▸ What needs to be done: In the lines starting at the one containing "Point: [143, 343, 166, 358]" and ending after the one containing "Point: [180, 569, 202, 583]", can you rewrite each line with "Point" replaced by "Marker" and everything else left as it is? Return only those lines.
# # #
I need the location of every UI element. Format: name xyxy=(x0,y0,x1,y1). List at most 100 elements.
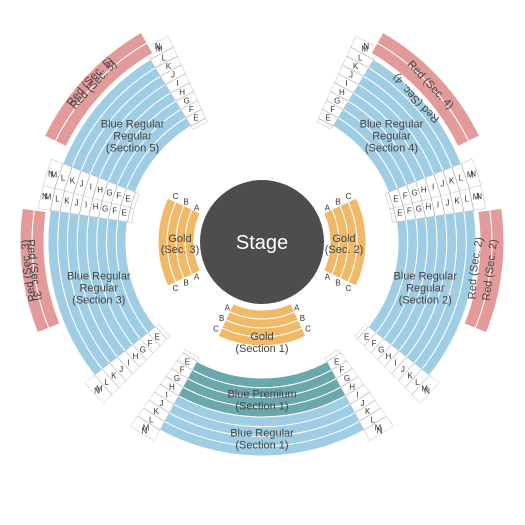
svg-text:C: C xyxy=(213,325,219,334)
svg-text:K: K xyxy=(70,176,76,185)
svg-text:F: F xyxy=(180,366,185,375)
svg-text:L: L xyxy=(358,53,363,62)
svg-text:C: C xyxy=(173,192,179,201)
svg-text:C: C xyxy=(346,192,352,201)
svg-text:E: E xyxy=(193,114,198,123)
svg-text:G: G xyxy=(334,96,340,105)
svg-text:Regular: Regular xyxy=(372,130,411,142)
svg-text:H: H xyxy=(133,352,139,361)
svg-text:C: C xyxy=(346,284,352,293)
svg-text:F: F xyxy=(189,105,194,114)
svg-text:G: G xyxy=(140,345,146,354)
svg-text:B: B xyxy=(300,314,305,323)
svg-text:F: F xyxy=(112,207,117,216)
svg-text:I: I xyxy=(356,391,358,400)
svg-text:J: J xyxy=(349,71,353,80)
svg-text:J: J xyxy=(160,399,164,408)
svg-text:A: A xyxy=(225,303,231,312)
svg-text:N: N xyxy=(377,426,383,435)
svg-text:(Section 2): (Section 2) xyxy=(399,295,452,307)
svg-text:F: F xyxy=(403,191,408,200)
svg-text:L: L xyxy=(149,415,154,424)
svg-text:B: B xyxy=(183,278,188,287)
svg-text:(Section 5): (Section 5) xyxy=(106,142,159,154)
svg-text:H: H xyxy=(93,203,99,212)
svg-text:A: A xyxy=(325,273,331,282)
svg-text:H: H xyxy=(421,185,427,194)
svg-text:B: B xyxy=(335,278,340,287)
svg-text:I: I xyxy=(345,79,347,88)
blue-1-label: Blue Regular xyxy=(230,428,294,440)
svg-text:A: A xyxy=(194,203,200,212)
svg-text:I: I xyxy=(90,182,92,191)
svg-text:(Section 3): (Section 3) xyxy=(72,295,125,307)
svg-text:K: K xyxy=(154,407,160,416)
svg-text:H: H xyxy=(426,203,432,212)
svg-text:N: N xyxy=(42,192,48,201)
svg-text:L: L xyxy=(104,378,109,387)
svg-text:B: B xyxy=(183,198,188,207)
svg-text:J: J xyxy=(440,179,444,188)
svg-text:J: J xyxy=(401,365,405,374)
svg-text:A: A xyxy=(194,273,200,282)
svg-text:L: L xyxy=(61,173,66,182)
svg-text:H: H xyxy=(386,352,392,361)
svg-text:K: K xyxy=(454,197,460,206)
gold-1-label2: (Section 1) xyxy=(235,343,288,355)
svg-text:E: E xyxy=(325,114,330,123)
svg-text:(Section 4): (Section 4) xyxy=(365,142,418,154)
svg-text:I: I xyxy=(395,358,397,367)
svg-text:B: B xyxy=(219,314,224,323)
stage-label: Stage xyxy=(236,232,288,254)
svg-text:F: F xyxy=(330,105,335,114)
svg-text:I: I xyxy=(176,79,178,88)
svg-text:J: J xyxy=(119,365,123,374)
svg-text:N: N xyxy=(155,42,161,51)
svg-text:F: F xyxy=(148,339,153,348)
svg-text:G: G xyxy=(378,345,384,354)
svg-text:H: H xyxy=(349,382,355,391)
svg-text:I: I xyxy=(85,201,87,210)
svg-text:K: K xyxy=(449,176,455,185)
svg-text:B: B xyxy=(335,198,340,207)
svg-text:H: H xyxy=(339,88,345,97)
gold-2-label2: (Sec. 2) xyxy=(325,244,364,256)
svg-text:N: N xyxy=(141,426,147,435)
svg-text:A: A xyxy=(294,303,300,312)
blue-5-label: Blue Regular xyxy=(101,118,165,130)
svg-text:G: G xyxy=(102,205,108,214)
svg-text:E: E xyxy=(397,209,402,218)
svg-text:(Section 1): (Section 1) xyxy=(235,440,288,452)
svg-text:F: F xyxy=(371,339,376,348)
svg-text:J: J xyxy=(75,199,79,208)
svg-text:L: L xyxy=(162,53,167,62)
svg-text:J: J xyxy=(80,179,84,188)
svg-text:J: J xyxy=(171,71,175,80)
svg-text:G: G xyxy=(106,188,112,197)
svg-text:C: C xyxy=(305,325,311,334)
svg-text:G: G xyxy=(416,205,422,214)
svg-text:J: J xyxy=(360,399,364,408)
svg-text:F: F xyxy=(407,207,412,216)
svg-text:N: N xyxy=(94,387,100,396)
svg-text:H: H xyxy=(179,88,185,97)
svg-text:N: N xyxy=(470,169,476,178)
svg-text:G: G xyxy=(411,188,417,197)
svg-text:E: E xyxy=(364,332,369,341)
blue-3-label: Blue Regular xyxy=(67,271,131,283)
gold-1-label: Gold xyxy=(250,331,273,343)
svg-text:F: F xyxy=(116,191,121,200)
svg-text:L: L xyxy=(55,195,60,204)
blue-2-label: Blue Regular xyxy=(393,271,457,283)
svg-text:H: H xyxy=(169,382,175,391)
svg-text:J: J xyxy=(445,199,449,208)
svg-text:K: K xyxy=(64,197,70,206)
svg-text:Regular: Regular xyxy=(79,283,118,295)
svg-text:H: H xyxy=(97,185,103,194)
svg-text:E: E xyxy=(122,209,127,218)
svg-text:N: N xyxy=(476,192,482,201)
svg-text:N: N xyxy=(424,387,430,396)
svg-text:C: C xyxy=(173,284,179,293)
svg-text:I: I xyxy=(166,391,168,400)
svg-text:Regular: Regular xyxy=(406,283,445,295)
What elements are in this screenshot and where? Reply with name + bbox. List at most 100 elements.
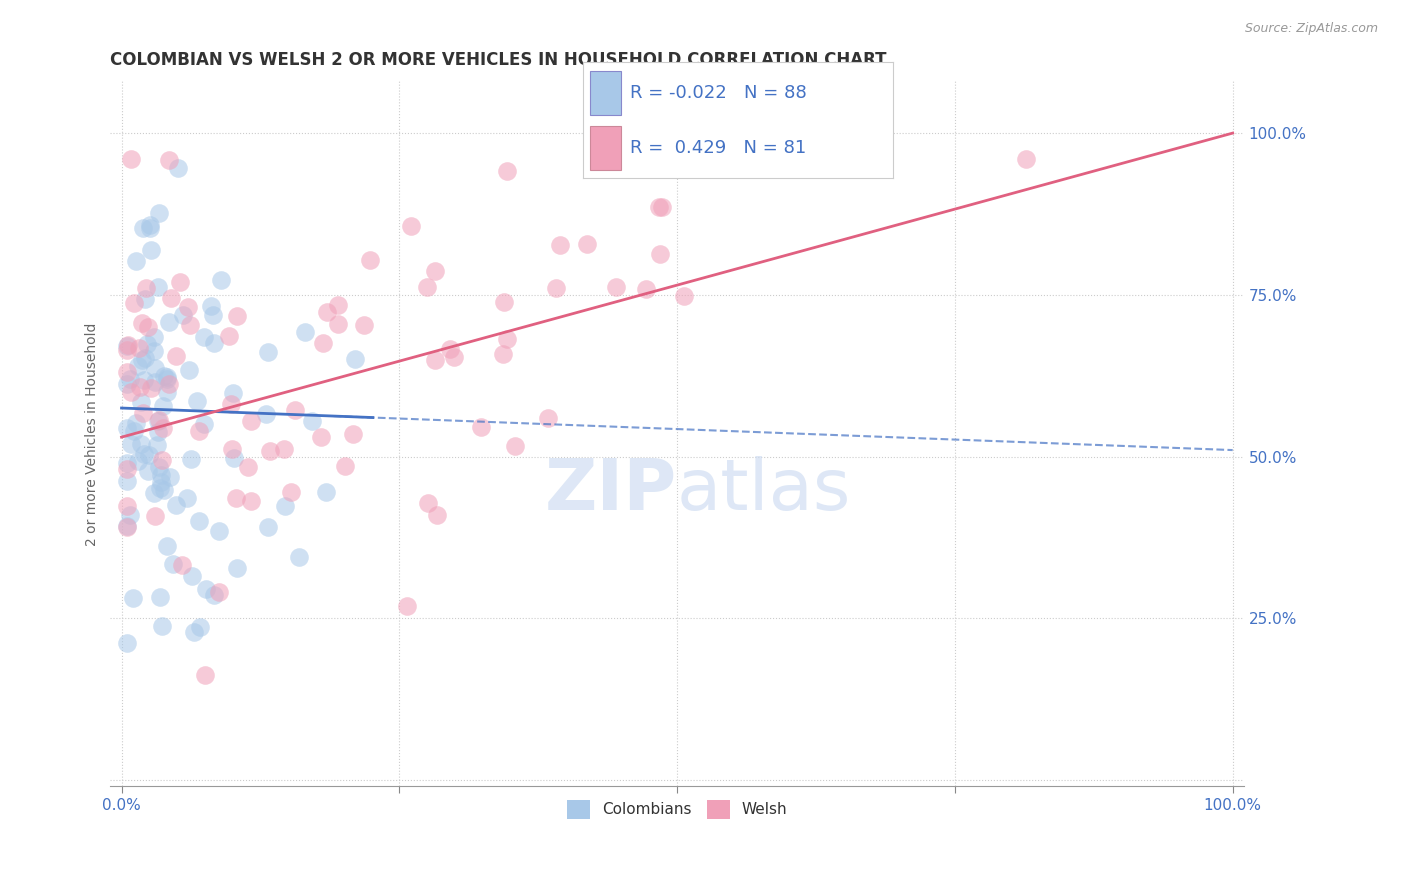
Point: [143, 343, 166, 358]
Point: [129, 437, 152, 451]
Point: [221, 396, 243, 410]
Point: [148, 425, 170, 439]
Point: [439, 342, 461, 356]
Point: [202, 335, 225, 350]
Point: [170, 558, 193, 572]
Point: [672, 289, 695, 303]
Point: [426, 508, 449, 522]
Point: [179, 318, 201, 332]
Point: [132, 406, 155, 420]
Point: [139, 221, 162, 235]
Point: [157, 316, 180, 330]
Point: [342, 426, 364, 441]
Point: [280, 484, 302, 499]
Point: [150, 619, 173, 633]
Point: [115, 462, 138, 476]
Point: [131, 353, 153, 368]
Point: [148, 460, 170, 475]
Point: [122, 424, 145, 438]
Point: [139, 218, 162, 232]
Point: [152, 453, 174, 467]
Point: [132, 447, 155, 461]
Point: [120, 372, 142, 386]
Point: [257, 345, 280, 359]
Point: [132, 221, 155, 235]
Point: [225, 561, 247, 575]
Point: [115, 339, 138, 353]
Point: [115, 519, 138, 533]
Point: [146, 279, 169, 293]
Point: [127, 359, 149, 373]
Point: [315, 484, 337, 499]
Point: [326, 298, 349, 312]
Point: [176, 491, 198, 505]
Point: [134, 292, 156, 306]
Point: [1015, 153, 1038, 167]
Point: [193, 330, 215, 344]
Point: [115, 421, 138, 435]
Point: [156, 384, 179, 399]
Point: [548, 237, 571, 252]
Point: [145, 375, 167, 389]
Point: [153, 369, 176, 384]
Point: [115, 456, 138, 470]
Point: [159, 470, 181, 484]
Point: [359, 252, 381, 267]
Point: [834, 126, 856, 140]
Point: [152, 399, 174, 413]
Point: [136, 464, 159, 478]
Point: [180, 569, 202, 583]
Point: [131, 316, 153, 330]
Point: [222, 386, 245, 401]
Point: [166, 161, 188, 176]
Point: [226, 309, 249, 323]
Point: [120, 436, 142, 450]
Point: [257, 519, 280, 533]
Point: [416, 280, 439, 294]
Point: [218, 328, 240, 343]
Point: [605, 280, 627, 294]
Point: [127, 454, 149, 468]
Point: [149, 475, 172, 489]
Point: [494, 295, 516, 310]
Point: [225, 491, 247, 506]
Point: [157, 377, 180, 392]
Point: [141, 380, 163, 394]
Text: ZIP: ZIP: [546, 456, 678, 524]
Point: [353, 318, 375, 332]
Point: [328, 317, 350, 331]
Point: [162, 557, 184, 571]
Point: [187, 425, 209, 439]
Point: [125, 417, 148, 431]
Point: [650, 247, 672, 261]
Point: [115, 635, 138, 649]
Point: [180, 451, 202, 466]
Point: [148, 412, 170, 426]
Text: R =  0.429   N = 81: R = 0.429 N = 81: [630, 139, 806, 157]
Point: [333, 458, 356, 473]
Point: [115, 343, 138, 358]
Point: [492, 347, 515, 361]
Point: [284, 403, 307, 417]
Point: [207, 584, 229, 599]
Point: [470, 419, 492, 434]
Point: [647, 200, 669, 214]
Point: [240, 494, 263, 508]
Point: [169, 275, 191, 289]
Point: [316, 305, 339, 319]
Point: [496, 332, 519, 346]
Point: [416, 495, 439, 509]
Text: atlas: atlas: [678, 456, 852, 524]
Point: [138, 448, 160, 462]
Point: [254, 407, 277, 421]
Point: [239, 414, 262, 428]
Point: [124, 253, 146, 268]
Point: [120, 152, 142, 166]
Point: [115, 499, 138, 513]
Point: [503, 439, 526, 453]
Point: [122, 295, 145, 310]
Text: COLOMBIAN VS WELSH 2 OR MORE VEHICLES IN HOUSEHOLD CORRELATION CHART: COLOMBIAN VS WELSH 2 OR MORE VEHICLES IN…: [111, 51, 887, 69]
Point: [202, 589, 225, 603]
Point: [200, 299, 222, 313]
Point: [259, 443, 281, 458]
# # #
▸ The reply:
Marker: [143, 343, 166, 358]
Marker: [129, 437, 152, 451]
Marker: [221, 396, 243, 410]
Marker: [148, 425, 170, 439]
Marker: [439, 342, 461, 356]
Marker: [202, 335, 225, 350]
Marker: [170, 558, 193, 572]
Marker: [672, 289, 695, 303]
Marker: [426, 508, 449, 522]
Marker: [179, 318, 201, 332]
Marker: [132, 406, 155, 420]
Marker: [139, 221, 162, 235]
Marker: [157, 316, 180, 330]
Marker: [342, 426, 364, 441]
Marker: [280, 484, 302, 499]
Marker: [150, 619, 173, 633]
Marker: [115, 462, 138, 476]
Marker: [131, 353, 153, 368]
Marker: [148, 460, 170, 475]
Marker: [122, 424, 145, 438]
Marker: [139, 218, 162, 232]
Marker: [152, 453, 174, 467]
Marker: [132, 447, 155, 461]
Marker: [120, 372, 142, 386]
Marker: [257, 345, 280, 359]
Marker: [132, 221, 155, 235]
Marker: [225, 561, 247, 575]
Marker: [115, 339, 138, 353]
Marker: [115, 519, 138, 533]
Marker: [146, 279, 169, 293]
Marker: [127, 359, 149, 373]
Marker: [315, 484, 337, 499]
Marker: [326, 298, 349, 312]
Marker: [176, 491, 198, 505]
Marker: [134, 292, 156, 306]
Marker: [1015, 153, 1038, 167]
Marker: [193, 330, 215, 344]
Marker: [115, 421, 138, 435]
Marker: [156, 384, 179, 399]
Marker: [548, 237, 571, 252]
Marker: [145, 375, 167, 389]
Marker: [153, 369, 176, 384]
Marker: [115, 456, 138, 470]
Marker: [159, 470, 181, 484]
Marker: [359, 252, 381, 267]
Marker: [834, 126, 856, 140]
Marker: [152, 399, 174, 413]
Marker: [136, 464, 159, 478]
Marker: [180, 569, 202, 583]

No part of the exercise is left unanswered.